Give the count of lines in the data that include "Thickness", with no other words.

__EXTRACTED DATA__
^^^^^^^^^^^^^^^^

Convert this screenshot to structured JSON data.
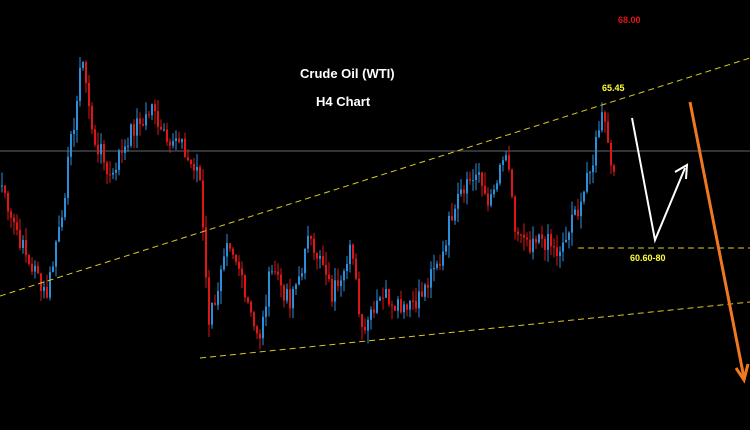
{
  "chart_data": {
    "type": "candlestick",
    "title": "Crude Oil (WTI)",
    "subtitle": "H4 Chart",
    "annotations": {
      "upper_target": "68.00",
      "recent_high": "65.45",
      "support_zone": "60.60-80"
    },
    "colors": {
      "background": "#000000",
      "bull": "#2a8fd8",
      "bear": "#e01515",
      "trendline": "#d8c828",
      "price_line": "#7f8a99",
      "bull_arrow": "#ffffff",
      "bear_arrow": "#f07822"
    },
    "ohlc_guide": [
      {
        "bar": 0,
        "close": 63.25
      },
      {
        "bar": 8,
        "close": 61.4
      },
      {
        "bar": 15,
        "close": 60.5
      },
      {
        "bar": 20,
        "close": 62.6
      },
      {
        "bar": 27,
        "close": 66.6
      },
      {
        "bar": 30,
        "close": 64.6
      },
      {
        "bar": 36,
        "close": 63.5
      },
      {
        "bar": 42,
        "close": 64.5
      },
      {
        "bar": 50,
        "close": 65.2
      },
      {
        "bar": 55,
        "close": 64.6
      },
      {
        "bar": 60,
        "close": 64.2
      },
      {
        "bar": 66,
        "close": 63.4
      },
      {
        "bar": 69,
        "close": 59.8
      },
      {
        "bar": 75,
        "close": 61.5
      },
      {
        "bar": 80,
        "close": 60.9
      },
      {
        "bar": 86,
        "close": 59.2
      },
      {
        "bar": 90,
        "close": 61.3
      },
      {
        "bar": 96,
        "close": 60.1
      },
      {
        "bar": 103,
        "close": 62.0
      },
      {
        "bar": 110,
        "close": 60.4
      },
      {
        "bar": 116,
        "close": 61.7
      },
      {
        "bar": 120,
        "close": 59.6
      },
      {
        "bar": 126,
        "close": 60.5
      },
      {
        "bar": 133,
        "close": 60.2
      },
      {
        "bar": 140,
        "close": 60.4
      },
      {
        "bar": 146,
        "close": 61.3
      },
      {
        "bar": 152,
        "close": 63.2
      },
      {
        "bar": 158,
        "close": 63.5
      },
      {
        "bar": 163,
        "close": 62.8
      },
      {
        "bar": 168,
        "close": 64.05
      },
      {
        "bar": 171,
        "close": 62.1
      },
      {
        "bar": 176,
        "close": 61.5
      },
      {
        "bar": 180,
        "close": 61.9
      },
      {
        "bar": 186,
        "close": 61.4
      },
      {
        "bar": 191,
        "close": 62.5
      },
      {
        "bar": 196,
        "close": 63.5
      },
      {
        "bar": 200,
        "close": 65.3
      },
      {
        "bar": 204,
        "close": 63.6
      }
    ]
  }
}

^^^^^^^^^^^^^^^^

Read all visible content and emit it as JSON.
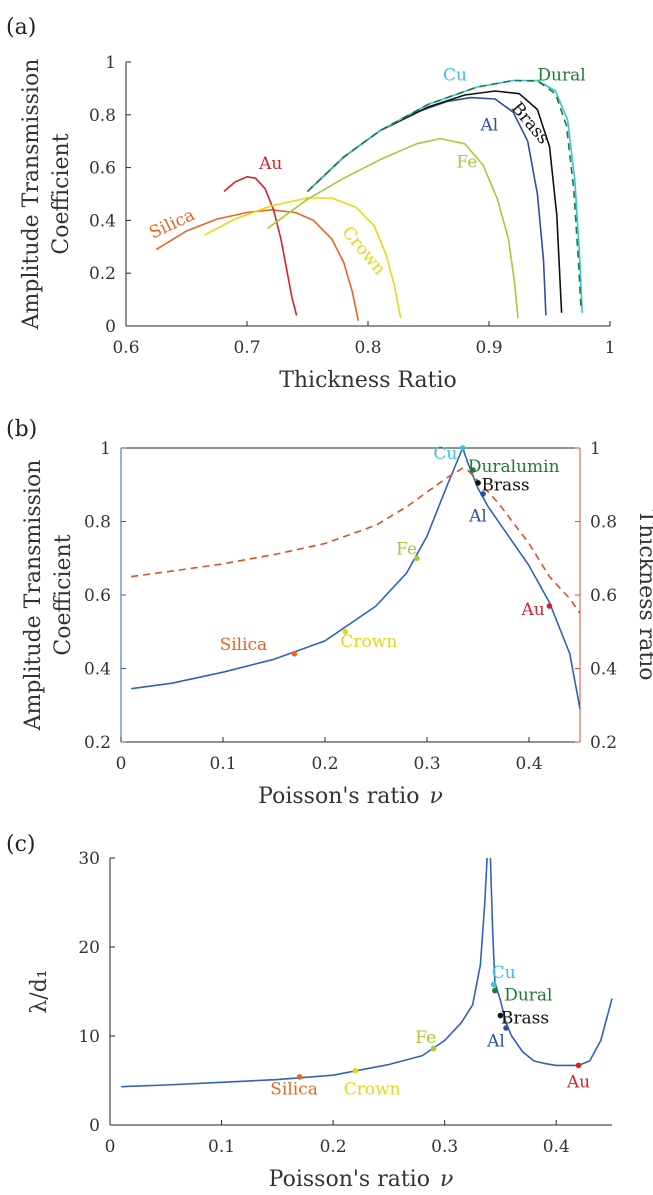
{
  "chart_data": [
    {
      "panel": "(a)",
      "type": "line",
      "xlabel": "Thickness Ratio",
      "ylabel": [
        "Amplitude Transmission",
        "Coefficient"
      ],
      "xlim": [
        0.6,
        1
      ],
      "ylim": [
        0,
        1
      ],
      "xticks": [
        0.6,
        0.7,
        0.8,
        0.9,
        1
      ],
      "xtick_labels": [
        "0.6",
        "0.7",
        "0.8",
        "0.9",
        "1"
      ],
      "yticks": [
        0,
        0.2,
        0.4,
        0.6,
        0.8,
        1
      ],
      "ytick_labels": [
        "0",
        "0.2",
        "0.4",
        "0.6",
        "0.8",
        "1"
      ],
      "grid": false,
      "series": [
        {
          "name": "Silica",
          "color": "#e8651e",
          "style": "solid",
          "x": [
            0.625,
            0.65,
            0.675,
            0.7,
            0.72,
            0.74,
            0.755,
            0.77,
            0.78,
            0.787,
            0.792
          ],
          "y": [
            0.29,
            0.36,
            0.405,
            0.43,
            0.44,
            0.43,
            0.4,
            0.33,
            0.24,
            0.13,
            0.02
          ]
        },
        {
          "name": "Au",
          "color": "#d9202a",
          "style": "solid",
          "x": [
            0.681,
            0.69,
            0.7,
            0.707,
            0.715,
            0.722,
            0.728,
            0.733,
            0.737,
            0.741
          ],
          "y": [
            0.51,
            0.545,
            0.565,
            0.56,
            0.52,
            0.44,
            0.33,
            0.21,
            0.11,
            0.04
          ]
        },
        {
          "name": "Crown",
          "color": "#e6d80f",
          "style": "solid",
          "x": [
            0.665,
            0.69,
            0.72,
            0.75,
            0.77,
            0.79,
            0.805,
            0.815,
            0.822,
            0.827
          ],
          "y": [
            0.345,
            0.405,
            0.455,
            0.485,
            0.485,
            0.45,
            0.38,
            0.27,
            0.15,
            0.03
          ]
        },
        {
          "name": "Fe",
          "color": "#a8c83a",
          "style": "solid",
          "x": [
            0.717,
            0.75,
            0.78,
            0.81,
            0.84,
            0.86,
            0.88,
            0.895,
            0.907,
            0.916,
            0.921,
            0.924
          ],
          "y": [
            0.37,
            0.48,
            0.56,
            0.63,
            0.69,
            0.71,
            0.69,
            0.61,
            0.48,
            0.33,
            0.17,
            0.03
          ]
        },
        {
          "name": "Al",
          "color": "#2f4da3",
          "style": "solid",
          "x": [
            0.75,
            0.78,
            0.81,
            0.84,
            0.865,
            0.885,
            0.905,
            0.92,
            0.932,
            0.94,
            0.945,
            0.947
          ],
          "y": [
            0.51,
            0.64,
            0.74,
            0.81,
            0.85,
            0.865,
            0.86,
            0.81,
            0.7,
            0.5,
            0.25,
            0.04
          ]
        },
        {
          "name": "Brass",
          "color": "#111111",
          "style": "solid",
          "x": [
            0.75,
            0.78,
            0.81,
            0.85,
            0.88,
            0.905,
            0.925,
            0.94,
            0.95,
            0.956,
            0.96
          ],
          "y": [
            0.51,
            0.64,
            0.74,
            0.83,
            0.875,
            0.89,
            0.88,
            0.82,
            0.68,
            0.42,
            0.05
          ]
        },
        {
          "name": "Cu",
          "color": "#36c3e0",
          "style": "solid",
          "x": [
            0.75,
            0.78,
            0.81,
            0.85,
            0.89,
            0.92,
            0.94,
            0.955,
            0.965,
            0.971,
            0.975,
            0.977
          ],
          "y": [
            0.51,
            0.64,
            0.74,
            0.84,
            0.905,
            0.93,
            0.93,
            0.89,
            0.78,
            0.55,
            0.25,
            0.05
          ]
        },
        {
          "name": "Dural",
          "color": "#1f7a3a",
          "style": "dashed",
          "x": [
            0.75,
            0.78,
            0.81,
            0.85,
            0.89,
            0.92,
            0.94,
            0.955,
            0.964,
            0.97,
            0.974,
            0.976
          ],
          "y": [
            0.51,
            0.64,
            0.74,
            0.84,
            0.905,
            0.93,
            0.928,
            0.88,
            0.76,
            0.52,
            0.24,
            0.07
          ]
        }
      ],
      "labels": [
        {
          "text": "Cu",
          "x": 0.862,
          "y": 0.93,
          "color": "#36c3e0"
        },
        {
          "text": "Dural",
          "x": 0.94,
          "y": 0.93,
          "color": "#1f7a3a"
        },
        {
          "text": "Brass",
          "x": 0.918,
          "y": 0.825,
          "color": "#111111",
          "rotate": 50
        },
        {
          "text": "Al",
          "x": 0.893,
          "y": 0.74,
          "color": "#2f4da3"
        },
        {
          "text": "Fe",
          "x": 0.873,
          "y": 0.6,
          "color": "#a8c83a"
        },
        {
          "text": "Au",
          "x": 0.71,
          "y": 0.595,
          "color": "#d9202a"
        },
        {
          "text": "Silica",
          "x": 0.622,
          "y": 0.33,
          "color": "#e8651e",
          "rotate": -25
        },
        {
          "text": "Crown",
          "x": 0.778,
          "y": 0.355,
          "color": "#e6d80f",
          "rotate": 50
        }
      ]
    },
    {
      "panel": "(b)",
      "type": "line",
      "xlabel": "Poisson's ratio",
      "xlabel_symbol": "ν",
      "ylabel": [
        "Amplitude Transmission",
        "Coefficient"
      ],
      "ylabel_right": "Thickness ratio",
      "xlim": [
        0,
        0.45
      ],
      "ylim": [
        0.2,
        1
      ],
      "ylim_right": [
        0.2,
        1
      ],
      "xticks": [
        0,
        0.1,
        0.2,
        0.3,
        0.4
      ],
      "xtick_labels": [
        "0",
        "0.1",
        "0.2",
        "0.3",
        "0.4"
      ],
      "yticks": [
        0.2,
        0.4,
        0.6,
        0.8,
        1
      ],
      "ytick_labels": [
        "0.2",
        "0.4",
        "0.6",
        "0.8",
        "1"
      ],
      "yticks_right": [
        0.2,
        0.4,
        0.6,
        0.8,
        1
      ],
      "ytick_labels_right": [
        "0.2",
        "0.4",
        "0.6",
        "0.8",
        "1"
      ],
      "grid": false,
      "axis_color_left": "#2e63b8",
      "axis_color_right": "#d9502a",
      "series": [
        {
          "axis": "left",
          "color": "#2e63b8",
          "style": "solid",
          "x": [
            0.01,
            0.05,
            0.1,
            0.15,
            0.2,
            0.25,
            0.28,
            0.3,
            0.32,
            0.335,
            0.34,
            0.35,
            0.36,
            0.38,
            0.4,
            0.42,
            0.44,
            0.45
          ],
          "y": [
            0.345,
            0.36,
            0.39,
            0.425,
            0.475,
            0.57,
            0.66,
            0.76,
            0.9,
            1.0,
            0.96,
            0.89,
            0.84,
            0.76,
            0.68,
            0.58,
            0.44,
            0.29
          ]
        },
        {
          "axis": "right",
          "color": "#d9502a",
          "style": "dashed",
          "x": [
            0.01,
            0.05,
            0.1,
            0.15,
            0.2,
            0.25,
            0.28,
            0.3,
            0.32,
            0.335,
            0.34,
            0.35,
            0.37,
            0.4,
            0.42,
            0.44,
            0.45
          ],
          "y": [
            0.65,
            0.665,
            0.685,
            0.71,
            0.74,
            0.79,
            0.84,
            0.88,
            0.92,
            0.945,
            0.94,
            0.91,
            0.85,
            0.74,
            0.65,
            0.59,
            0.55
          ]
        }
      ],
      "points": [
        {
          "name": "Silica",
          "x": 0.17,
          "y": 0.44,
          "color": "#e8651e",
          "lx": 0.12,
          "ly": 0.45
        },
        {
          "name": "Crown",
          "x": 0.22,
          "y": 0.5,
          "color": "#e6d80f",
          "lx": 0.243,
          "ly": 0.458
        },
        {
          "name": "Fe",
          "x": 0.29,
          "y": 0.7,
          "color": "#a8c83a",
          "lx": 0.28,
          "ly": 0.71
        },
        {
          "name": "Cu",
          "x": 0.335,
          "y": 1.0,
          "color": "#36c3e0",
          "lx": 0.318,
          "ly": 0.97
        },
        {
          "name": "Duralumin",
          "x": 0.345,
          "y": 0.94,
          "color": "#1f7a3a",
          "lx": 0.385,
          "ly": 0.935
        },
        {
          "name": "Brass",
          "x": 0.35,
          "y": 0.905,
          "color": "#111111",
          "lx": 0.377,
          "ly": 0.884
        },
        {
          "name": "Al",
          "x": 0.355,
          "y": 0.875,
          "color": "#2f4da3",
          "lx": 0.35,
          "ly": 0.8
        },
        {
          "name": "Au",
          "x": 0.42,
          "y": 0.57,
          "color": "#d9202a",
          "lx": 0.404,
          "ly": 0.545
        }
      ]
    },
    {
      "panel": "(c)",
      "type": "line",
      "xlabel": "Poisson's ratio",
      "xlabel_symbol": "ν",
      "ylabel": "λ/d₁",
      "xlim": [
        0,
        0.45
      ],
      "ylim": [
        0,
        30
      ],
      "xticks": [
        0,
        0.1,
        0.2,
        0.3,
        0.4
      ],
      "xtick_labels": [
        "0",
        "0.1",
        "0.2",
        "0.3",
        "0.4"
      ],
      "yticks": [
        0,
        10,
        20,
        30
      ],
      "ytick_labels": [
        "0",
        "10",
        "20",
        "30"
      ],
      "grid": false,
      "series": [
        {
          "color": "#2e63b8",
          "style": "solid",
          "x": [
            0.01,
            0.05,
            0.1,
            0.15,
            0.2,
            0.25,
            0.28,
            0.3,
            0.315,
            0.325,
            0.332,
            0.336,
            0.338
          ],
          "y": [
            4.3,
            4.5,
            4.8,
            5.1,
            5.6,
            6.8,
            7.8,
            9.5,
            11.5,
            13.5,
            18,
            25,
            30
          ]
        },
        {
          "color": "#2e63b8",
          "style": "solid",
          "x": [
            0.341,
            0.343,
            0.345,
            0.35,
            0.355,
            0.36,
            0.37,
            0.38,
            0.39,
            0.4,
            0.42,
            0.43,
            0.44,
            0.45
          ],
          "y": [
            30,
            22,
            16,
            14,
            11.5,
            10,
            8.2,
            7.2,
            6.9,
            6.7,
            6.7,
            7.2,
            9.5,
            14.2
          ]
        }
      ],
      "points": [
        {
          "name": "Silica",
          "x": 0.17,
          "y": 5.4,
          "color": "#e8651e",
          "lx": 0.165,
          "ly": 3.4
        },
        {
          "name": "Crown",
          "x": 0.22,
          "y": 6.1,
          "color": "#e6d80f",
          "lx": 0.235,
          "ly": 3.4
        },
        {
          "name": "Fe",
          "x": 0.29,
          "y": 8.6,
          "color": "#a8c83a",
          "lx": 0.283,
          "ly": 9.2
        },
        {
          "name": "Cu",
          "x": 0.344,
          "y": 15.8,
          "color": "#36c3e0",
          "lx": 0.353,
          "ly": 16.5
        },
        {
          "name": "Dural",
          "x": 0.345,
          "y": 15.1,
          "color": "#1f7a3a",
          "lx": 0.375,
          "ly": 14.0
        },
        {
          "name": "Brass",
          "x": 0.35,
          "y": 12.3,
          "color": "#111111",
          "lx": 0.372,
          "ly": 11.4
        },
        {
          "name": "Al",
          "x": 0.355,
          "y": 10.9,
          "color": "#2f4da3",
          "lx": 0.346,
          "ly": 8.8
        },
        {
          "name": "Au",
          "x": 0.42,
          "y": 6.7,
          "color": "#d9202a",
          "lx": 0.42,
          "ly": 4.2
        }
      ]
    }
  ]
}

^^^^^^^^^^^^^^^^

__TASK SOLUTION__
2